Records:
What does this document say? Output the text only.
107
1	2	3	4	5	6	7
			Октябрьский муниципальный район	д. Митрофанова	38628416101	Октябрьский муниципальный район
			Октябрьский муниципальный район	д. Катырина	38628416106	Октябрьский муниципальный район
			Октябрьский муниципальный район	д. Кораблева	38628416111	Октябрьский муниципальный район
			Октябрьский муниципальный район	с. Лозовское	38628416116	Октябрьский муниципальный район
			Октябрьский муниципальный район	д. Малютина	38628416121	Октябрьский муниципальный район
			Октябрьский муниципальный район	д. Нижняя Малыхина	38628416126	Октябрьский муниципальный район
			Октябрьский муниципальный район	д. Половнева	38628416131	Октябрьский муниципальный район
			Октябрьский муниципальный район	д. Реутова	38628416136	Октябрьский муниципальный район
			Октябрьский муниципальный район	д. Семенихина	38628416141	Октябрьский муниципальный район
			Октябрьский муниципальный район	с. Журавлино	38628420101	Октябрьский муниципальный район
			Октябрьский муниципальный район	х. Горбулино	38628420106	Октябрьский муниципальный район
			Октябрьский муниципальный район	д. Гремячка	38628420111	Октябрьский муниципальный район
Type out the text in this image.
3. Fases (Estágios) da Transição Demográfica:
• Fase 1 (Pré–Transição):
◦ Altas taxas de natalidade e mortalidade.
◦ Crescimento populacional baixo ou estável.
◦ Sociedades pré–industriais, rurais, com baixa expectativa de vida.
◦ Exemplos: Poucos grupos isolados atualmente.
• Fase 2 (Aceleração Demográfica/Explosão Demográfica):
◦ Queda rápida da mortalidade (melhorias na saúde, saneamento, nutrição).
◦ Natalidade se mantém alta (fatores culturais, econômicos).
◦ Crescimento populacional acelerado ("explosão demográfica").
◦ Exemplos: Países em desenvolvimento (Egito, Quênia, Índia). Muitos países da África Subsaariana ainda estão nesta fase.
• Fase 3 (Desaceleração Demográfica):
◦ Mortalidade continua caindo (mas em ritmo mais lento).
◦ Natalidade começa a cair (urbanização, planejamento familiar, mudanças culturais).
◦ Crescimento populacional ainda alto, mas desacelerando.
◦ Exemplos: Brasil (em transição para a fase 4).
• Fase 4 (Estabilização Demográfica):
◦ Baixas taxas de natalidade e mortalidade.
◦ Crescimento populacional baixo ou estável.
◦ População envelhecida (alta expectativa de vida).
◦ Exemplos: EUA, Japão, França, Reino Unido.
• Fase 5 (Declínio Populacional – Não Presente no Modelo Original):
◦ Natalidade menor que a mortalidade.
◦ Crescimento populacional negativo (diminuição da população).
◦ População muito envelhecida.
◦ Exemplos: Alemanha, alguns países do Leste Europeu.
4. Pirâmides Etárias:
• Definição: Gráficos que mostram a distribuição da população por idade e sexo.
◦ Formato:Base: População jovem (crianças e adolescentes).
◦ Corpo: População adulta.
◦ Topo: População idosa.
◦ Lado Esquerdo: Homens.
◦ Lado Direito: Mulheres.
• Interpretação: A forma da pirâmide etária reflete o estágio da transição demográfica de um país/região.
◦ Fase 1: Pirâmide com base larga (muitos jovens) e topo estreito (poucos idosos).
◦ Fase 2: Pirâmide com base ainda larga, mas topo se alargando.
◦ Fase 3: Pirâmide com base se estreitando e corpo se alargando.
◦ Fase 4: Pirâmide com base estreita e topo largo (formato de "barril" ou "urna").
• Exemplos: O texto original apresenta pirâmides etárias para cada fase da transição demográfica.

TASK TO COMPLETE: Review the material and copy each line in which the word "envelhecida" appears.

COMPLETE OUTPUT:
◦ População envelhecida (alta expectativa de vida).
◦ População muito envelhecida.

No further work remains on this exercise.